* [Brief]:
Scan the material and copy every line in which "Echo" appears.

* [Given records]:
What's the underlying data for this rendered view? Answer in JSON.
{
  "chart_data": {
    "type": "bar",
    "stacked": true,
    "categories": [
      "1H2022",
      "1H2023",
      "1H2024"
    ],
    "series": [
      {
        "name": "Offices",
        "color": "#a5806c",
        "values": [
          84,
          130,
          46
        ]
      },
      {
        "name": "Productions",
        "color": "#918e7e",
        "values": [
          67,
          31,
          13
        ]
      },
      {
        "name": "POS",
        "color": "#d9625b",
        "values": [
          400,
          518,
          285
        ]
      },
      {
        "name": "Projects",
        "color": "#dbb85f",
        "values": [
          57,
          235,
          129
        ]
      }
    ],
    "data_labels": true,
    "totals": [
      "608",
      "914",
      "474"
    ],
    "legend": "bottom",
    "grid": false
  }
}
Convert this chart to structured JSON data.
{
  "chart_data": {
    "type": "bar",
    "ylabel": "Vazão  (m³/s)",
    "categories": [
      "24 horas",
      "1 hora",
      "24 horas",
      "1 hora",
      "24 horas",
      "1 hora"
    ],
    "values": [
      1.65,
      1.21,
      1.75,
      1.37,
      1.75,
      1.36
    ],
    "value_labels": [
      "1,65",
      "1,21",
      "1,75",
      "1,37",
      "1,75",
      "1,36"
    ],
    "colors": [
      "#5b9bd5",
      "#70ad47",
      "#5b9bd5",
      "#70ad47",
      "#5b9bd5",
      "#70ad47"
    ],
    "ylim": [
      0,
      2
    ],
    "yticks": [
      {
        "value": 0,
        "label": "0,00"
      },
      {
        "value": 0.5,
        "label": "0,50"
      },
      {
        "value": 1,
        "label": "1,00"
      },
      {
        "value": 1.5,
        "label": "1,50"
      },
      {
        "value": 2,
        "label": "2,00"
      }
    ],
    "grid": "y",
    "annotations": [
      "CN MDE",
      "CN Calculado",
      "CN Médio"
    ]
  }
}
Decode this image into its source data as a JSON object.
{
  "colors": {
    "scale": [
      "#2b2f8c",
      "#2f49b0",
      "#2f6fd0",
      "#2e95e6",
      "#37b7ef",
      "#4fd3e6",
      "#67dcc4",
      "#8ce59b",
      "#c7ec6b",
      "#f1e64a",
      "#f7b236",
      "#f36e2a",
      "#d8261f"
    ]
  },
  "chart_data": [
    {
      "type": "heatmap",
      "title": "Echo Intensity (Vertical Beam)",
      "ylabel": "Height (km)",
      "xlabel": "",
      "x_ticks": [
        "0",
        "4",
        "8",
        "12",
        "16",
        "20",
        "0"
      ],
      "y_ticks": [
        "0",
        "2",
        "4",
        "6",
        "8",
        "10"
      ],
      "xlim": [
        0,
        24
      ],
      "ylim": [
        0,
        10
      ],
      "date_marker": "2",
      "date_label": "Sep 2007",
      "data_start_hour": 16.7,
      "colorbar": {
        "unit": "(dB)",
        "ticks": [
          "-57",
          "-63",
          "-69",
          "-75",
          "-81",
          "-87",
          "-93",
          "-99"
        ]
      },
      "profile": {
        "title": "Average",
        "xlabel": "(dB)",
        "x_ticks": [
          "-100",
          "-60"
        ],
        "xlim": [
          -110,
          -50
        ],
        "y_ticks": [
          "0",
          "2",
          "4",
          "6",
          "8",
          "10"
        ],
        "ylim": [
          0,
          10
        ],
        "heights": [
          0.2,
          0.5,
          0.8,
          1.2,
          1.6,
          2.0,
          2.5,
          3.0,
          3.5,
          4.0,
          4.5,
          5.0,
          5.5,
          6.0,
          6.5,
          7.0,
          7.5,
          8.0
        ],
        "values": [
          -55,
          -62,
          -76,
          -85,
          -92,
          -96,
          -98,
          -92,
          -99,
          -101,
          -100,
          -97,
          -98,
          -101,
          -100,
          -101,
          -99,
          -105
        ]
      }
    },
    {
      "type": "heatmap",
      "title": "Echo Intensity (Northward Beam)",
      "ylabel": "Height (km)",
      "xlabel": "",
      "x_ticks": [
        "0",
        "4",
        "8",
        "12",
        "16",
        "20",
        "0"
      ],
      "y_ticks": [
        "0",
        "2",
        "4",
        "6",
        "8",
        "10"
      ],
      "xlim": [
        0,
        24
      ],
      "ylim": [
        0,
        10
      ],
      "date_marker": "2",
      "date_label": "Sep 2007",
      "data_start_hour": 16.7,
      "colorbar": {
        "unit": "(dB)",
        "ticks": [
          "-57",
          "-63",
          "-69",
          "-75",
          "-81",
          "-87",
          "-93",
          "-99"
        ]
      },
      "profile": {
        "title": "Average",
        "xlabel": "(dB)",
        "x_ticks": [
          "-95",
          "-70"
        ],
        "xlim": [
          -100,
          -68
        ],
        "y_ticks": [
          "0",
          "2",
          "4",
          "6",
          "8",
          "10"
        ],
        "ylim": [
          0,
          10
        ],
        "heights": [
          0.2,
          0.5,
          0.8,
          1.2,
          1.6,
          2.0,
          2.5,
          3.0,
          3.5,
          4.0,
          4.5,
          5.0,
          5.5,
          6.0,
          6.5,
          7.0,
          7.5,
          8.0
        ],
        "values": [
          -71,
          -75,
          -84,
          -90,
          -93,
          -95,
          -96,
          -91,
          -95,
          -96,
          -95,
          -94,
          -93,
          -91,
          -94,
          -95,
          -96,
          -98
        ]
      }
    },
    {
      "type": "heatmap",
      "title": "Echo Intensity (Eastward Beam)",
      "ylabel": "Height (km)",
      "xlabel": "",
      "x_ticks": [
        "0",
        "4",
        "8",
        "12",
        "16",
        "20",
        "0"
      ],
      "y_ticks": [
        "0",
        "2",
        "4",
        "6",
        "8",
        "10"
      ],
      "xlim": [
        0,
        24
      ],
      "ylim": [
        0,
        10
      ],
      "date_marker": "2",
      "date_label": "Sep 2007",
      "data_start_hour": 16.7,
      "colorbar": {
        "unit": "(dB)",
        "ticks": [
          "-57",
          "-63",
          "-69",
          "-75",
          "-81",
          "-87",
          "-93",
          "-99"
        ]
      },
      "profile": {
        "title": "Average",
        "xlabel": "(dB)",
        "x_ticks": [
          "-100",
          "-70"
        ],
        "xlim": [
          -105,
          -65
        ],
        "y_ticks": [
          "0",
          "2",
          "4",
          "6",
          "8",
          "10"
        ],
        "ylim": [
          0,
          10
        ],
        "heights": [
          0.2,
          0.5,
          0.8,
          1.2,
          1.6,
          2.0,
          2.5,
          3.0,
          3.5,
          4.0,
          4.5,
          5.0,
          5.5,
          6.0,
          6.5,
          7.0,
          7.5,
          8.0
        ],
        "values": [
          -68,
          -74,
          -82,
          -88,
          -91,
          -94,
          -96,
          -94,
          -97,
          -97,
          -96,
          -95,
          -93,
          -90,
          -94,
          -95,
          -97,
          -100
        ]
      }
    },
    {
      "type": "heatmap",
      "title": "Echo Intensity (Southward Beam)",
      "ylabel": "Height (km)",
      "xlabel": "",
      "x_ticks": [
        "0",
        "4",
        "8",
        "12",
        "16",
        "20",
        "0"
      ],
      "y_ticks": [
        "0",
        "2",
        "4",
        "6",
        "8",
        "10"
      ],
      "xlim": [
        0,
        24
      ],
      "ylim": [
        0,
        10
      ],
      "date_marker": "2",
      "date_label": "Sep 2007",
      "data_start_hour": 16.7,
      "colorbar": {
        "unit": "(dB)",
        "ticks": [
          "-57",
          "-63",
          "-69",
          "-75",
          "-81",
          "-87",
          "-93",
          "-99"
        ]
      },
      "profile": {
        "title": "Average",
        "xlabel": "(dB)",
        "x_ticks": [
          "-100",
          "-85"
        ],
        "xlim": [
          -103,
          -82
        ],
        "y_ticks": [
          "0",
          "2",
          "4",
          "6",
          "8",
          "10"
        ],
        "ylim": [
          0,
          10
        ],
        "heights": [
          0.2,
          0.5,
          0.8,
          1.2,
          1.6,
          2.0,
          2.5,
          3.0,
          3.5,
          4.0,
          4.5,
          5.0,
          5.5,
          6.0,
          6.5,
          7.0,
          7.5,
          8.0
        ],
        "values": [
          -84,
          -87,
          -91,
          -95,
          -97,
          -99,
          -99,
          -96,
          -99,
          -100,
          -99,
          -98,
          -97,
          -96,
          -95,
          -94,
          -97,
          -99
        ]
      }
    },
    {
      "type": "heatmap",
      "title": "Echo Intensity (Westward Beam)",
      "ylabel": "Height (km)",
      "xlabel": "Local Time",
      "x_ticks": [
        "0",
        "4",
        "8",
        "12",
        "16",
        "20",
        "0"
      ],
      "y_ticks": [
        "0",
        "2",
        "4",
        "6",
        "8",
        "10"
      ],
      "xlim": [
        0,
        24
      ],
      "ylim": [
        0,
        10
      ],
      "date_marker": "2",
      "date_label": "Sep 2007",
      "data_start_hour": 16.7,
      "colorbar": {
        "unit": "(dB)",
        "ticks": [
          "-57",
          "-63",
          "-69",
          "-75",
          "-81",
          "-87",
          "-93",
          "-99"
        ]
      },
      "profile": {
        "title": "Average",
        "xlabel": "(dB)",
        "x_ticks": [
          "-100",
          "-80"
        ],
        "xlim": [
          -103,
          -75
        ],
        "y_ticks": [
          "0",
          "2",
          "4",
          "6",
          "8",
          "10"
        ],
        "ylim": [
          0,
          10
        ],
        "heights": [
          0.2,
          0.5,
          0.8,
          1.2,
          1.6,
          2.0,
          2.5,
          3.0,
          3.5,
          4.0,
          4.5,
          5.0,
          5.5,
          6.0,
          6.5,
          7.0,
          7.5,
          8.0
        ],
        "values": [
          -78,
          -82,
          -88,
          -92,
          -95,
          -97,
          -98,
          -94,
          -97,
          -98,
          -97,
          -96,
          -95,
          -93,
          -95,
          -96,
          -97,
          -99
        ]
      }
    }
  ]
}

* [Exercise output]:
      "title": "Echo Intensity (Vertical Beam)",
      "title": "Echo Intensity (Northward Beam)",
      "title": "Echo Intensity (Eastward Beam)",
      "title": "Echo Intensity (Southward Beam)",
      "title": "Echo Intensity (Westward Beam)",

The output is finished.